■ **RECORDS FOR THE TASK**
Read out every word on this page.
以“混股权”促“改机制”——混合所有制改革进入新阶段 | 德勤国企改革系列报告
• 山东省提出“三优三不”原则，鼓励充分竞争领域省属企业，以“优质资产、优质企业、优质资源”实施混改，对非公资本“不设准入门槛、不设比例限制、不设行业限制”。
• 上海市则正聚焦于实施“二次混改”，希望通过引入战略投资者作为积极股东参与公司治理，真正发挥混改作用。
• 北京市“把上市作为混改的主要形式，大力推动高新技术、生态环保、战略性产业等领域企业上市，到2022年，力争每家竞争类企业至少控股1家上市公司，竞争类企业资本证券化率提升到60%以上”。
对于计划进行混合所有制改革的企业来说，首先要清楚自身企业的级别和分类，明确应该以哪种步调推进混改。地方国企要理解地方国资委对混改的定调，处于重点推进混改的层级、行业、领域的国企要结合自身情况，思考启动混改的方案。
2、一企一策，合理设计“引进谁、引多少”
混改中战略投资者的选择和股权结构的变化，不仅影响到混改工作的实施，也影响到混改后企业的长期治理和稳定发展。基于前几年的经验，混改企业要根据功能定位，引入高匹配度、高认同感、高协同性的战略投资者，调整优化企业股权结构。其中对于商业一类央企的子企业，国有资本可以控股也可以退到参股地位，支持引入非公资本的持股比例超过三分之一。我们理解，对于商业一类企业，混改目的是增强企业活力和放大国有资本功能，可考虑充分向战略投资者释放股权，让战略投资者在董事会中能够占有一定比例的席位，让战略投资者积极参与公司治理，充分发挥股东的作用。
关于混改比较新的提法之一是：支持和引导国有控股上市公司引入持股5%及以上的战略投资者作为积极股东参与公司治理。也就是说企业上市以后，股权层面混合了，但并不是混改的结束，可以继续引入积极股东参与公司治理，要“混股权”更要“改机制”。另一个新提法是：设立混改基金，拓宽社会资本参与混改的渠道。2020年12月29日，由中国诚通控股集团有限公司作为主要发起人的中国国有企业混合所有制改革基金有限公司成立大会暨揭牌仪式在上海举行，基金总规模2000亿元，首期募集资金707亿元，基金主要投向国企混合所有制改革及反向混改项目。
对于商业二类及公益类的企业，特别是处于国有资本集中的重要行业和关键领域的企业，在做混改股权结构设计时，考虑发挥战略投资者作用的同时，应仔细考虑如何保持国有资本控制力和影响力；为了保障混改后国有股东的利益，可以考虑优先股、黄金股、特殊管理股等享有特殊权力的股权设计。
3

■ **WHAT IS BEING ASKED**
Reproduce each entry word for word.

■ **OUTPUT FOR THIS TASK**
Read out every word on this page.
以“混股权”促“改机制”——混合所有制改革进入新阶段 | 德勤国企改革系列报告
• 山东省提出“三优三不”原则，鼓励充分竞争领域省属企业，以“优质资产、优质企业、优质资源”实施混改，对非公资本“不设准入门槛、不设比例限制、不设行业限制”。
• 上海市则正聚焦于实施“二次混改”，希望通过引入战略投资者作为积极股东参与公司治理，真正发挥混改作用。
• 北京市“把上市作为混改的主要形式，大力推动高新技术、生态环保、战略性产业等领域企业上市，到2022年，力争每家竞争类企业至少控股1家上市公司，竞争类企业资本证券化率提升到60%以上”。
对于计划进行混合所有制改革的企业来说，首先要清楚自身企业的级别和分类，明确应该以哪种步调推进混改。地方国企要理解地方国资委对混改的定调，处于重点推进混改的层级、行业、领域的国企要结合自身情况，思考启动混改的方案。
2、一企一策，合理设计“引进谁、引多少”
混改中战略投资者的选择和股权结构的变化，不仅影响到混改工作的实施，也影响到混改后企业的长期治理和稳定发展。基于前几年的经验，混改企业要根据功能定位，引入高匹配度、高认同感、高协同性的战略投资者，调整优化企业股权结构。其中对于商业一类央企的子企业，国有资本可以控股也可以退到参股地位，支持引入非公资本的持股比例超过三分之一。我们理解，对于商业一类企业，混改目的是增强企业活力和放大国有资本功能，可考虑充分向战略投资者释放股权，让战略投资者在董事会中能够占有一定比例的席位，让战略投资者积极参与公司治理，充分发挥股东的作用。
关于混改比较新的提法之一是：支持和引导国有控股上市公司引入持股5%及以上的战略投资者作为积极股东参与公司治理。也就是说企业上市以后，股权层面混合了，但并不是混改的结束，可以继续引入积极股东参与公司治理，要“混股权”更要“改机制”。另一个新提法是：设立混改基金，拓宽社会资本参与混改的渠道。2020年12月29日，由中国诚通控股集团有限公司作为主要发起人的中国国有企业混合所有制改革基金有限公司成立大会暨揭牌仪式在上海举行，基金总规模2000亿元，首期募集资金707亿元，基金主要投向国企混合所有制改革及反向混改项目。
对于商业二类及公益类的企业，特别是处于国有资本集中的重要行业和关键领域的企业，在做混改股权结构设计时，考虑发挥战略投资者作用的同时，应仔细考虑如何保持国有资本控制力和影响力；为了保障混改后国有股东的利益，可以考虑优先股、黄金股、特殊管理股等享有特殊权力的股权设计。
3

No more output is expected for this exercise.